Structured figure records:
------------

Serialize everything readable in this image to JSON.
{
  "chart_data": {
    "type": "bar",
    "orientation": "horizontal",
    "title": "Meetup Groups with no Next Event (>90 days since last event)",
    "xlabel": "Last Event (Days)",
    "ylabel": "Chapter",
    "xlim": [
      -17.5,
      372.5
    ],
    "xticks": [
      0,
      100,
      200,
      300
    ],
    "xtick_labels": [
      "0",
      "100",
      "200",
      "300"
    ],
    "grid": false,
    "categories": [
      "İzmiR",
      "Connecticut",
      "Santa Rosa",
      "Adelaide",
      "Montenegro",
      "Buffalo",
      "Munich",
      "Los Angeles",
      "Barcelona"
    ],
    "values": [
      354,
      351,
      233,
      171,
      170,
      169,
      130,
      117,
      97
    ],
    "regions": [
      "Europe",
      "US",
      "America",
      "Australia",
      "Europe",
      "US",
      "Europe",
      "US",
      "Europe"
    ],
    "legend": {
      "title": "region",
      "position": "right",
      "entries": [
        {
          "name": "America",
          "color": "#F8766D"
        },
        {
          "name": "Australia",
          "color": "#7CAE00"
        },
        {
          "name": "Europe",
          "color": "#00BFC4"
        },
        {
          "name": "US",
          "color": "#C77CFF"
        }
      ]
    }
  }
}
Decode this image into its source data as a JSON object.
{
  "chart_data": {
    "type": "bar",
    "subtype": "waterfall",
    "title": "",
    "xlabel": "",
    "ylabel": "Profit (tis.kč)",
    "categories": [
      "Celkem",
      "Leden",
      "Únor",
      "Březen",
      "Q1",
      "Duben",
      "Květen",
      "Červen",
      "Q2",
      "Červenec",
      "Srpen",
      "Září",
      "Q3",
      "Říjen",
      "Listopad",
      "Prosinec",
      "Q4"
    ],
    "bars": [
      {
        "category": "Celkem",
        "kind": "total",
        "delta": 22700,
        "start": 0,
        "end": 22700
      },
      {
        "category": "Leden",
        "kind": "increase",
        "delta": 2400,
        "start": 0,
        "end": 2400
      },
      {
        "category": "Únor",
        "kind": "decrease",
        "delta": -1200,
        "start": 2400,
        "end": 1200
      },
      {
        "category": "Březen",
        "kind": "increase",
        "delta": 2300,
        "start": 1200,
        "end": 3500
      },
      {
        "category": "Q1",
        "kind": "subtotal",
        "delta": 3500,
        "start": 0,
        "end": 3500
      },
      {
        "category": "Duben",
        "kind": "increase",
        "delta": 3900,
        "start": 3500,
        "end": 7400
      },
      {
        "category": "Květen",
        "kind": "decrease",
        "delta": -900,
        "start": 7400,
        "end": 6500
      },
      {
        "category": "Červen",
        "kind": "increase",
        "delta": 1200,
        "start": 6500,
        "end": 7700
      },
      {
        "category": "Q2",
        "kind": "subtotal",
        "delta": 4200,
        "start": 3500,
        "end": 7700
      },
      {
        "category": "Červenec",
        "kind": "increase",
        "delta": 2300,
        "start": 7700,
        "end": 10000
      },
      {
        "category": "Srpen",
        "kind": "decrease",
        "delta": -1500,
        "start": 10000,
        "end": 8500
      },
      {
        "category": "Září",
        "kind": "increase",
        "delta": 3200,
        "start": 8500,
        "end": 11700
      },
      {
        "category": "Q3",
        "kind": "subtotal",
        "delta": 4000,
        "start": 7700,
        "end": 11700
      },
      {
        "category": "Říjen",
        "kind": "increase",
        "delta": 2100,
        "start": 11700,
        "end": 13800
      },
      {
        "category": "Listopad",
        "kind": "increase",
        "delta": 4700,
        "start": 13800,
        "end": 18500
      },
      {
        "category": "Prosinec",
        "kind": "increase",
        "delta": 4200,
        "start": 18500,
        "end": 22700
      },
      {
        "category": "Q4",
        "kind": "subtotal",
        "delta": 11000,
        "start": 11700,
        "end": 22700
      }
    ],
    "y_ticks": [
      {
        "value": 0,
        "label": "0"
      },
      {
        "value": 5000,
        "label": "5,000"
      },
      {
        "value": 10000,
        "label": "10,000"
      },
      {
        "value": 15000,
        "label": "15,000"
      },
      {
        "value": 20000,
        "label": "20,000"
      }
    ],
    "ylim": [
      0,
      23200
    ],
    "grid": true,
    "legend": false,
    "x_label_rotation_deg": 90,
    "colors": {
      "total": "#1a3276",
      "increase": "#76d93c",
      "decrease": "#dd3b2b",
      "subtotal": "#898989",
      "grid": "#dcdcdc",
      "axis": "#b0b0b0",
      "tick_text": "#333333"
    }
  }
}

------------

- [WRITTEN INSTRUCTION]: Each entry above needs to be retyped exactly.

- [ANSWER TO THE EXERCISE]:
Serialize everything readable in this image to JSON.
{
  "chart_data": {
    "type": "bar",
    "orientation": "horizontal",
    "title": "Meetup Groups with no Next Event (>90 days since last event)",
    "xlabel": "Last Event (Days)",
    "ylabel": "Chapter",
    "xlim": [
      -17.5,
      372.5
    ],
    "xticks": [
      0,
      100,
      200,
      300
    ],
    "xtick_labels": [
      "0",
      "100",
      "200",
      "300"
    ],
    "grid": false,
    "categories": [
      "İzmiR",
      "Connecticut",
      "Santa Rosa",
      "Adelaide",
      "Montenegro",
      "Buffalo",
      "Munich",
      "Los Angeles",
      "Barcelona"
    ],
    "values": [
      354,
      351,
      233,
      171,
      170,
      169,
      130,
      117,
      97
    ],
    "regions": [
      "Europe",
      "US",
      "America",
      "Australia",
      "Europe",
      "US",
      "Europe",
      "US",
      "Europe"
    ],
    "legend": {
      "title": "region",
      "position": "right",
      "entries": [
        {
          "name": "America",
          "color": "#F8766D"
        },
        {
          "name": "Australia",
          "color": "#7CAE00"
        },
        {
          "name": "Europe",
          "color": "#00BFC4"
        },
        {
          "name": "US",
          "color": "#C77CFF"
        }
      ]
    }
  }
}
Decode this image into its source data as a JSON object.
{
  "chart_data": {
    "type": "bar",
    "subtype": "waterfall",
    "title": "",
    "xlabel": "",
    "ylabel": "Profit (tis.kč)",
    "categories": [
      "Celkem",
      "Leden",
      "Únor",
      "Březen",
      "Q1",
      "Duben",
      "Květen",
      "Červen",
      "Q2",
      "Červenec",
      "Srpen",
      "Září",
      "Q3",
      "Říjen",
      "Listopad",
      "Prosinec",
      "Q4"
    ],
    "bars": [
      {
        "category": "Celkem",
        "kind": "total",
        "delta": 22700,
        "start": 0,
        "end": 22700
      },
      {
        "category": "Leden",
        "kind": "increase",
        "delta": 2400,
        "start": 0,
        "end": 2400
      },
      {
        "category": "Únor",
        "kind": "decrease",
        "delta": -1200,
        "start": 2400,
        "end": 1200
      },
      {
        "category": "Březen",
        "kind": "increase",
        "delta": 2300,
        "start": 1200,
        "end": 3500
      },
      {
        "category": "Q1",
        "kind": "subtotal",
        "delta": 3500,
        "start": 0,
        "end": 3500
      },
      {
        "category": "Duben",
        "kind": "increase",
        "delta": 3900,
        "start": 3500,
        "end": 7400
      },
      {
        "category": "Květen",
        "kind": "decrease",
        "delta": -900,
        "start": 7400,
        "end": 6500
      },
      {
        "category": "Červen",
        "kind": "increase",
        "delta": 1200,
        "start": 6500,
        "end": 7700
      },
      {
        "category": "Q2",
        "kind": "subtotal",
        "delta": 4200,
        "start": 3500,
        "end": 7700
      },
      {
        "category": "Červenec",
        "kind": "increase",
        "delta": 2300,
        "start": 7700,
        "end": 10000
      },
      {
        "category": "Srpen",
        "kind": "decrease",
        "delta": -1500,
        "start": 10000,
        "end": 8500
      },
      {
        "category": "Září",
        "kind": "increase",
        "delta": 3200,
        "start": 8500,
        "end": 11700
      },
      {
        "category": "Q3",
        "kind": "subtotal",
        "delta": 4000,
        "start": 7700,
        "end": 11700
      },
      {
        "category": "Říjen",
        "kind": "increase",
        "delta": 2100,
        "start": 11700,
        "end": 13800
      },
      {
        "category": "Listopad",
        "kind": "increase",
        "delta": 4700,
        "start": 13800,
        "end": 18500
      },
      {
        "category": "Prosinec",
        "kind": "increase",
        "delta": 4200,
        "start": 18500,
        "end": 22700
      },
      {
        "category": "Q4",
        "kind": "subtotal",
        "delta": 11000,
        "start": 11700,
        "end": 22700
      }
    ],
    "y_ticks": [
      {
        "value": 0,
        "label": "0"
      },
      {
        "value": 5000,
        "label": "5,000"
      },
      {
        "value": 10000,
        "label": "10,000"
      },
      {
        "value": 15000,
        "label": "15,000"
      },
      {
        "value": 20000,
        "label": "20,000"
      }
    ],
    "ylim": [
      0,
      23200
    ],
    "grid": true,
    "legend": false,
    "x_label_rotation_deg": 90,
    "colors": {
      "total": "#1a3276",
      "increase": "#76d93c",
      "decrease": "#dd3b2b",
      "subtotal": "#898989",
      "grid": "#dcdcdc",
      "axis": "#b0b0b0",
      "tick_text": "#333333"
    }
  }
}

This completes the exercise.